[Stored records]
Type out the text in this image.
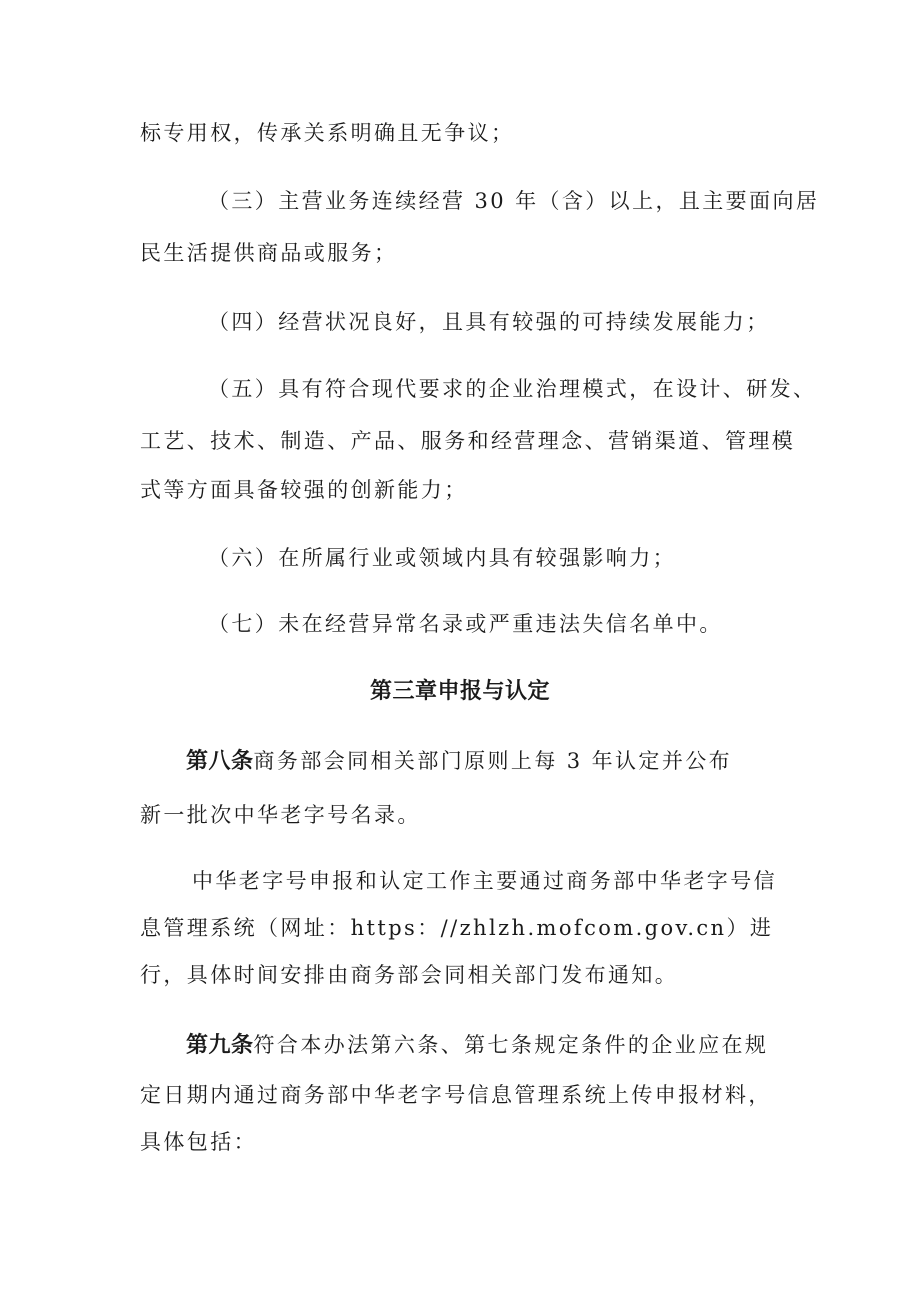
标专用权，传承关系明确且无争议；

（三）主营业务连续经营 30 年（含）以上，且主要面向居

民生活提供商品或服务；

（四）经营状况良好，且具有较强的可持续发展能力；

（五）具有符合现代要求的企业治理模式，在设计、研发、

工艺、技术、制造、产品、服务和经营理念、营销渠道、管理模

式等方面具备较强的创新能力；

（六）在所属行业或领域内具有较强影响力；

（七）未在经营异常名录或严重违法失信名单中。

第三章申报与认定

第八条商务部会同相关部门原则上每 3 年认定并公布

新一批次中华老字号名录。

中华老字号申报和认定工作主要通过商务部中华老字号信

息管理系统（网址：https：//zhlzh.mofcom.gov.cn）进

行，具体时间安排由商务部会同相关部门发布通知。

第九条符合本办法第六条、第七条规定条件的企业应在规

定日期内通过商务部中华老字号信息管理系统上传申报材料，

具体包括：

_Exercise task_
Copy each line in full and exactly, omitting any picture.

_Full answer_
Type out the text in this image.
标专用权，传承关系明确且无争议；

（三）主营业务连续经营 30 年（含）以上，且主要面向居

民生活提供商品或服务；

（四）经营状况良好，且具有较强的可持续发展能力；

（五）具有符合现代要求的企业治理模式，在设计、研发、

工艺、技术、制造、产品、服务和经营理念、营销渠道、管理模

式等方面具备较强的创新能力；

（六）在所属行业或领域内具有较强影响力；

（七）未在经营异常名录或严重违法失信名单中。

第三章申报与认定

第八条商务部会同相关部门原则上每 3 年认定并公布

新一批次中华老字号名录。

中华老字号申报和认定工作主要通过商务部中华老字号信

息管理系统（网址：https：//zhlzh.mofcom.gov.cn）进

行，具体时间安排由商务部会同相关部门发布通知。

第九条符合本办法第六条、第七条规定条件的企业应在规

定日期内通过商务部中华老字号信息管理系统上传申报材料，

具体包括：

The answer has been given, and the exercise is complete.